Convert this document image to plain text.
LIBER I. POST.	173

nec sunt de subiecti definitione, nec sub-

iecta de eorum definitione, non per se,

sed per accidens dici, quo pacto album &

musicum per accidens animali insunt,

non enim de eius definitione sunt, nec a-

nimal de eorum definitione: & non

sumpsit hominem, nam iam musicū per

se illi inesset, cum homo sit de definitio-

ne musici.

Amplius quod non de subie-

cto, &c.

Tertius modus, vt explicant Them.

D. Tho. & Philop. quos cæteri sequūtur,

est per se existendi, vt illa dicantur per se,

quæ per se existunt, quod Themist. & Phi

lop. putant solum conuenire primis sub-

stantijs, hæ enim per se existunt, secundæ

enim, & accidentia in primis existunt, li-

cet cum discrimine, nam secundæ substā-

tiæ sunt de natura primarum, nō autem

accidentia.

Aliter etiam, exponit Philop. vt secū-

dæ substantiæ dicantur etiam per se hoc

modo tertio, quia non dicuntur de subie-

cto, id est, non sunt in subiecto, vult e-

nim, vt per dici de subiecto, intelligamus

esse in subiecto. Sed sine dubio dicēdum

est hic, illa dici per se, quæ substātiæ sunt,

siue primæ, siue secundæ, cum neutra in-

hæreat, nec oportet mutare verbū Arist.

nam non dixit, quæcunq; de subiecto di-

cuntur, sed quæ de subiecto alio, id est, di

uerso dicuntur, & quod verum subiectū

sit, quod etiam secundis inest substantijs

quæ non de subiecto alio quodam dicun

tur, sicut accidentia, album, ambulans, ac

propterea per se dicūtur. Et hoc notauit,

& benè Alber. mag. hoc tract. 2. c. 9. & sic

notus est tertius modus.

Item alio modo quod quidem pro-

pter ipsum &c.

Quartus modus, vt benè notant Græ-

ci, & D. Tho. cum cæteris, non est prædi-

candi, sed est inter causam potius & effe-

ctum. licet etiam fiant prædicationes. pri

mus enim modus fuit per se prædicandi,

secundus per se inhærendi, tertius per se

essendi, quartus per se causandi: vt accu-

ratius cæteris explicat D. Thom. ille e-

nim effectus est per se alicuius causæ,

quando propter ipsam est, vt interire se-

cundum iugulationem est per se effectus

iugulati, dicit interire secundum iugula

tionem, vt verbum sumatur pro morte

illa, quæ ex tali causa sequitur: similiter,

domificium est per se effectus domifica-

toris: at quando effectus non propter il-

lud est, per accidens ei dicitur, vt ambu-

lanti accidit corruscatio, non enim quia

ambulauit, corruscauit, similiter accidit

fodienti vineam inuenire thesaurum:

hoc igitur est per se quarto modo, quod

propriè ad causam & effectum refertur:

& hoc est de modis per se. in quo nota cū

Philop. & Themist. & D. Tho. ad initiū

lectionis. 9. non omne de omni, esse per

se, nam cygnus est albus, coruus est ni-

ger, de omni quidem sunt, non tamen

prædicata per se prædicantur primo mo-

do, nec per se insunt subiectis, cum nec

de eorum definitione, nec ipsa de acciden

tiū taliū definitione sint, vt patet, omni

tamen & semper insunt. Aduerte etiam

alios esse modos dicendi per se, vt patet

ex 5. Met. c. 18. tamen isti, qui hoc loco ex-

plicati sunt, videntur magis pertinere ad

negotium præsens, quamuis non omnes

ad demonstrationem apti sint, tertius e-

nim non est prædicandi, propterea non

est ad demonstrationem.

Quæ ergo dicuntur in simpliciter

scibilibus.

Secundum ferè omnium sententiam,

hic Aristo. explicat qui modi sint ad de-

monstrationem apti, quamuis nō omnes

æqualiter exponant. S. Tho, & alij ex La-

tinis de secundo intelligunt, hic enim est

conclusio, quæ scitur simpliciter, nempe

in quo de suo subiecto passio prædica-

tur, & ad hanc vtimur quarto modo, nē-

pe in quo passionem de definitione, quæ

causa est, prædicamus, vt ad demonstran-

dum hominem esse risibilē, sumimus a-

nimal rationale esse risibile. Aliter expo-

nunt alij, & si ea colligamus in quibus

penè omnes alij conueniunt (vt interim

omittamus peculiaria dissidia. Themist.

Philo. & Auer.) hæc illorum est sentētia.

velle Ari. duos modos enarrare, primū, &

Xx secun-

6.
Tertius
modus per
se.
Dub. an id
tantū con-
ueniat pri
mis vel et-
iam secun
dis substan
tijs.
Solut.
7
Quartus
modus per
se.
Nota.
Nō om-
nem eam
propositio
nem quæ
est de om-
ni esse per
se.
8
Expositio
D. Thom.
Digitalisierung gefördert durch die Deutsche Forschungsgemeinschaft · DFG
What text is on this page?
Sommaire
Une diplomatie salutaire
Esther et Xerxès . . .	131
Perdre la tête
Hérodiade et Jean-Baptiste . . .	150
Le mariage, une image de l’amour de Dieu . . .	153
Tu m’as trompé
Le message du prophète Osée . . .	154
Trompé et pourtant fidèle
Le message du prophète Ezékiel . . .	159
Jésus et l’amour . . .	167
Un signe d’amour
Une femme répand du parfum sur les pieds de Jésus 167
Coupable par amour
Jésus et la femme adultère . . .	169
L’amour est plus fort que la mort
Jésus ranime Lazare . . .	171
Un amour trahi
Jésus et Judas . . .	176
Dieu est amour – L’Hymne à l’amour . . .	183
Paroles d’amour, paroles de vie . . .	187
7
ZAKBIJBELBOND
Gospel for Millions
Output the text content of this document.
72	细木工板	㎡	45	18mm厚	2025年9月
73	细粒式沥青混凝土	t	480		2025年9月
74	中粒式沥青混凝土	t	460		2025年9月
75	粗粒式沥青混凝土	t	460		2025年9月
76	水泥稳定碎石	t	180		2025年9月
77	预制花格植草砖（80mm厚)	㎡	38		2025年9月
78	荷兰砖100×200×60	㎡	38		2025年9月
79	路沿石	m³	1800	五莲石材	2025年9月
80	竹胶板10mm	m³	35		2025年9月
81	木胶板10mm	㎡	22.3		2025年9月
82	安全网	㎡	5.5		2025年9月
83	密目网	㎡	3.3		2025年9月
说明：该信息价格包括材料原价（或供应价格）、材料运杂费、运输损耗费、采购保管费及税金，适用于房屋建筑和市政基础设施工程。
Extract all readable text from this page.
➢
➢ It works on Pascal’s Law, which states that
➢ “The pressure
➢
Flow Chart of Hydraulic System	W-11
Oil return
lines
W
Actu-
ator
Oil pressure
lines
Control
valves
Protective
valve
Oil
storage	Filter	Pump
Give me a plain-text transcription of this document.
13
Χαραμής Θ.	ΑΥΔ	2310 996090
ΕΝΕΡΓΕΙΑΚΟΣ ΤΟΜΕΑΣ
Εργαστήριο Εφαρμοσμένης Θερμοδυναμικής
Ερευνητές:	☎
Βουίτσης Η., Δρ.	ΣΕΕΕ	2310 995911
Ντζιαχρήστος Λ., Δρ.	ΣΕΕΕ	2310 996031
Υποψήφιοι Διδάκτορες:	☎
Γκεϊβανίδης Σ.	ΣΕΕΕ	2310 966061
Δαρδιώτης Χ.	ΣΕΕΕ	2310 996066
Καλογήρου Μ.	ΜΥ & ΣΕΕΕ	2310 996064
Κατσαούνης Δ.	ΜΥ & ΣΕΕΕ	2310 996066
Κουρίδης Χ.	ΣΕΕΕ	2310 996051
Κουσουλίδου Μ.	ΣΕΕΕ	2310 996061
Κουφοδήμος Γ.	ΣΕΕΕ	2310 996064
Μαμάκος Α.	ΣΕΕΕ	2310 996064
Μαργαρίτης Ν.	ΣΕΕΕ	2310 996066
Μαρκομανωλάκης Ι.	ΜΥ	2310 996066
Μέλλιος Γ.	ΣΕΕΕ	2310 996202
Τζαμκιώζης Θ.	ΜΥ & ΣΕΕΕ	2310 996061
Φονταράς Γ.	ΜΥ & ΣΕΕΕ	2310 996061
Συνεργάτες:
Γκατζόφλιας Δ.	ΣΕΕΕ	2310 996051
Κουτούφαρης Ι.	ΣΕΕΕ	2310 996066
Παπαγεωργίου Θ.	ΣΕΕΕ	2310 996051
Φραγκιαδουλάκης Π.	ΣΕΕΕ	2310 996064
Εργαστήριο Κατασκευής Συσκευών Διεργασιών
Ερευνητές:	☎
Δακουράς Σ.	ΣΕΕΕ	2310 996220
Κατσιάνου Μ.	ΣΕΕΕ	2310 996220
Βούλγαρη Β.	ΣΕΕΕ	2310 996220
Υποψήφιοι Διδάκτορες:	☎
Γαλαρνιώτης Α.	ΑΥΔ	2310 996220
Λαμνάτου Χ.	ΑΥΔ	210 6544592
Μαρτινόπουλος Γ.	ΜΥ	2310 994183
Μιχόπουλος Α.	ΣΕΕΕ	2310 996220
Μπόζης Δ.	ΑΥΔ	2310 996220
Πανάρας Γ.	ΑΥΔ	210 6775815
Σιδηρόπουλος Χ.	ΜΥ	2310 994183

====================

◆ Request
Where a line above holds the string "hominem", show that line.

◆ Answer to the problem
sumpsit hominem, nam iam musicū per
dum hominem esse risibilē, sumimus a-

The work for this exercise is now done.